▸ **DATA FOR THE TASK**
"""

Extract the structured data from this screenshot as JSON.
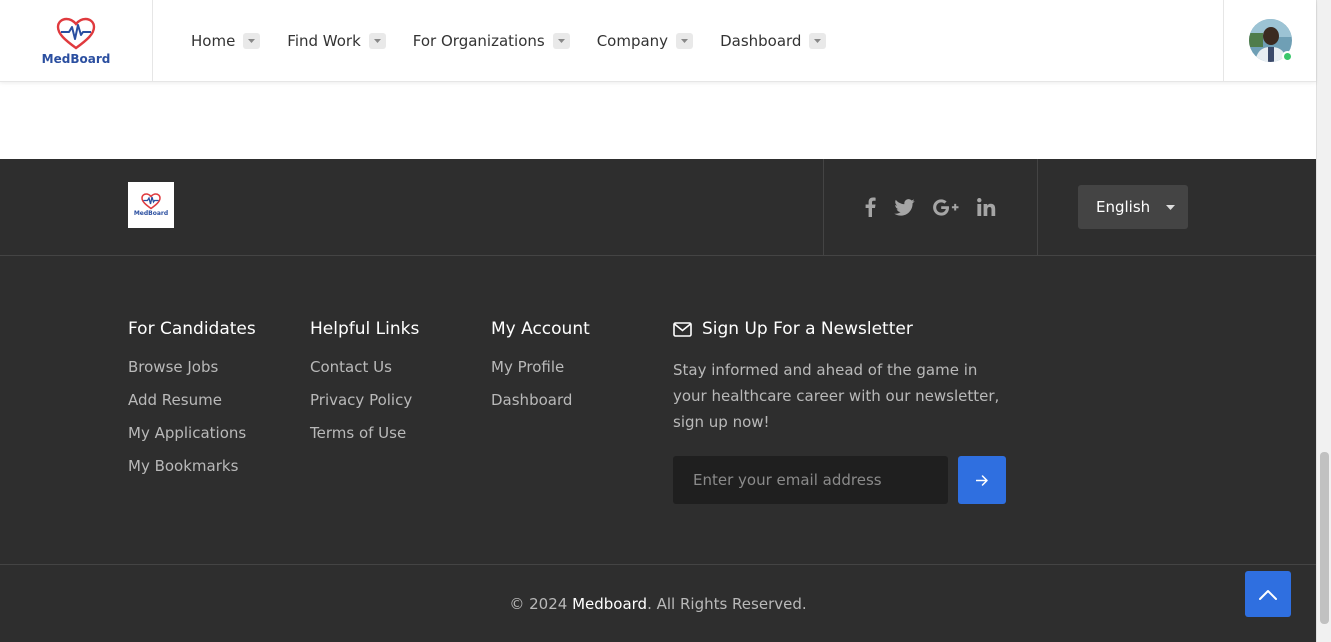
{
  "header": {
    "logo_text": "MedBoard",
    "nav": [
      {
        "label": "Home"
      },
      {
        "label": "Find Work"
      },
      {
        "label": "For Organizations"
      },
      {
        "label": "Company"
      },
      {
        "label": "Dashboard"
      }
    ],
    "avatar_status_color": "#3ac76b"
  },
  "footer": {
    "logo_text": "MedBoard",
    "social_icons": [
      "facebook-icon",
      "twitter-icon",
      "google-plus-icon",
      "linkedin-icon"
    ],
    "language": "English",
    "columns": [
      {
        "title": "For Candidates",
        "links": [
          "Browse Jobs",
          "Add Resume",
          "My Applications",
          "My Bookmarks"
        ]
      },
      {
        "title": "Helpful Links",
        "links": [
          "Contact Us",
          "Privacy Policy",
          "Terms of Use"
        ]
      },
      {
        "title": "My Account",
        "links": [
          "My Profile",
          "Dashboard"
        ]
      }
    ],
    "newsletter": {
      "title": "Sign Up For a Newsletter",
      "description": "Stay informed and ahead of the game in your healthcare career with our newsletter, sign up now!",
      "placeholder": "Enter your email address",
      "icon": "envelope-icon",
      "submit_icon": "arrow-right-icon"
    },
    "copyright": {
      "prefix": "© 2024 ",
      "brand": "Medboard",
      "suffix": ". All Rights Reserved."
    }
  },
  "back_to_top_icon": "chevron-up-icon",
  "colors": {
    "accent": "#2f6fe0",
    "footer_bg": "#2e2e2e",
    "logo_red": "#e03a3e",
    "logo_blue": "#2b4fa0"
  }
}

"""

Repeat each entry precisely as it appears. Leave the pictures out.

▸ **WRITTEN SOLUTION**
Extract the structured data from this screenshot as JSON.
{
  "header": {
    "logo_text": "MedBoard",
    "nav": [
      {
        "label": "Home"
      },
      {
        "label": "Find Work"
      },
      {
        "label": "For Organizations"
      },
      {
        "label": "Company"
      },
      {
        "label": "Dashboard"
      }
    ],
    "avatar_status_color": "#3ac76b"
  },
  "footer": {
    "logo_text": "MedBoard",
    "social_icons": [
      "facebook-icon",
      "twitter-icon",
      "google-plus-icon",
      "linkedin-icon"
    ],
    "language": "English",
    "columns": [
      {
        "title": "For Candidates",
        "links": [
          "Browse Jobs",
          "Add Resume",
          "My Applications",
          "My Bookmarks"
        ]
      },
      {
        "title": "Helpful Links",
        "links": [
          "Contact Us",
          "Privacy Policy",
          "Terms of Use"
        ]
      },
      {
        "title": "My Account",
        "links": [
          "My Profile",
          "Dashboard"
        ]
      }
    ],
    "newsletter": {
      "title": "Sign Up For a Newsletter",
      "description": "Stay informed and ahead of the game in your healthcare career with our newsletter, sign up now!",
      "placeholder": "Enter your email address",
      "icon": "envelope-icon",
      "submit_icon": "arrow-right-icon"
    },
    "copyright": {
      "prefix": "© 2024 ",
      "brand": "Medboard",
      "suffix": ". All Rights Reserved."
    }
  },
  "back_to_top_icon": "chevron-up-icon",
  "colors": {
    "accent": "#2f6fe0",
    "footer_bg": "#2e2e2e",
    "logo_red": "#e03a3e",
    "logo_blue": "#2b4fa0"
  }
}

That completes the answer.